### What you are asked to do
Look through the material below for "kostnader". Copy every line that contains it.

===== Exercise input

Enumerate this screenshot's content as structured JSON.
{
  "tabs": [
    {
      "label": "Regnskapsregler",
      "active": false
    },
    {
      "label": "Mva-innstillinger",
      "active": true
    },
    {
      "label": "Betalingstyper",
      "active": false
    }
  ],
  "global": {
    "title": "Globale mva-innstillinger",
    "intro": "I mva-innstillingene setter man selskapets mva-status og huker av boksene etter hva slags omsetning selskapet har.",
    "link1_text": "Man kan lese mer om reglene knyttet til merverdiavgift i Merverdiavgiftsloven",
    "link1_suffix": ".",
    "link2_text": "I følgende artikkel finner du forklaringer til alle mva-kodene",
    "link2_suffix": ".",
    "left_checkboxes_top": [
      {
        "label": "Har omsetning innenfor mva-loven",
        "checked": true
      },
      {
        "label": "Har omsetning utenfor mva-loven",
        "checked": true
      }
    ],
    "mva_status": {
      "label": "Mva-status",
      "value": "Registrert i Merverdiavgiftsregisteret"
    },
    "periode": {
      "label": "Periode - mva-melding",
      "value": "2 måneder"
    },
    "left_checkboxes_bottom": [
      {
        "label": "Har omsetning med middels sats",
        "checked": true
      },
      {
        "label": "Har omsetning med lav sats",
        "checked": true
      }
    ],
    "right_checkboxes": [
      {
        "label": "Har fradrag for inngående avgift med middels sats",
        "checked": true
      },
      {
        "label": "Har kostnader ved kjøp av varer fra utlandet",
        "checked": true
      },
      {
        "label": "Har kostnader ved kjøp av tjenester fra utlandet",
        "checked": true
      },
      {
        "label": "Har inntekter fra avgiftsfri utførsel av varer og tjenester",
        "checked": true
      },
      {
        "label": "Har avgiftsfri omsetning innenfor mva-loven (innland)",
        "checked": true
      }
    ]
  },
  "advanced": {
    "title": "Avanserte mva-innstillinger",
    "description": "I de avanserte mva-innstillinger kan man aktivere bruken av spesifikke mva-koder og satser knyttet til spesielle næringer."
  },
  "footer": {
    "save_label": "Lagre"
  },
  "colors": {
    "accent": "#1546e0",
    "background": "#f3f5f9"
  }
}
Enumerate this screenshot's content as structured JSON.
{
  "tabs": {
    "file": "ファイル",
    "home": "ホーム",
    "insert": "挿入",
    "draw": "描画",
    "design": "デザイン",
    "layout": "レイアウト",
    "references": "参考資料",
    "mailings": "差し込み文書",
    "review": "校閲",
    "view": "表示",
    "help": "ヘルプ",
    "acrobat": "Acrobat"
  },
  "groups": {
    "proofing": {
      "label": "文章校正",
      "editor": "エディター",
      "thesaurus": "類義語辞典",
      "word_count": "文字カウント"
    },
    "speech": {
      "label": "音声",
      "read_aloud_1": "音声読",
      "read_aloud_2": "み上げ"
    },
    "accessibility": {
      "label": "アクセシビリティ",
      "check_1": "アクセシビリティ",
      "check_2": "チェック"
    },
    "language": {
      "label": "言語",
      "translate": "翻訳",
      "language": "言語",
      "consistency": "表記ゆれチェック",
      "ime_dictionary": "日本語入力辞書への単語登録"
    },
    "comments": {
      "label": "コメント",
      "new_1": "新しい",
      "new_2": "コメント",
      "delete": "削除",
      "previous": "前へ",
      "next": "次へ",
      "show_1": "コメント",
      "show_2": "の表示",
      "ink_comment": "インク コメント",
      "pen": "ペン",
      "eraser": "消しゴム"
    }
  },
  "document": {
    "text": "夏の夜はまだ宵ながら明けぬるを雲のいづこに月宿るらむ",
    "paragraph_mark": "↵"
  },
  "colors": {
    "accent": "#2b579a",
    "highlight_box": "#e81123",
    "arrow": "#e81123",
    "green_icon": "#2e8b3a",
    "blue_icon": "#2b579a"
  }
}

==========

### Exercise answer
        "label": "Har kostnader ved kjøp av varer fra utlandet",
        "label": "Har kostnader ved kjøp av tjenester fra utlandet",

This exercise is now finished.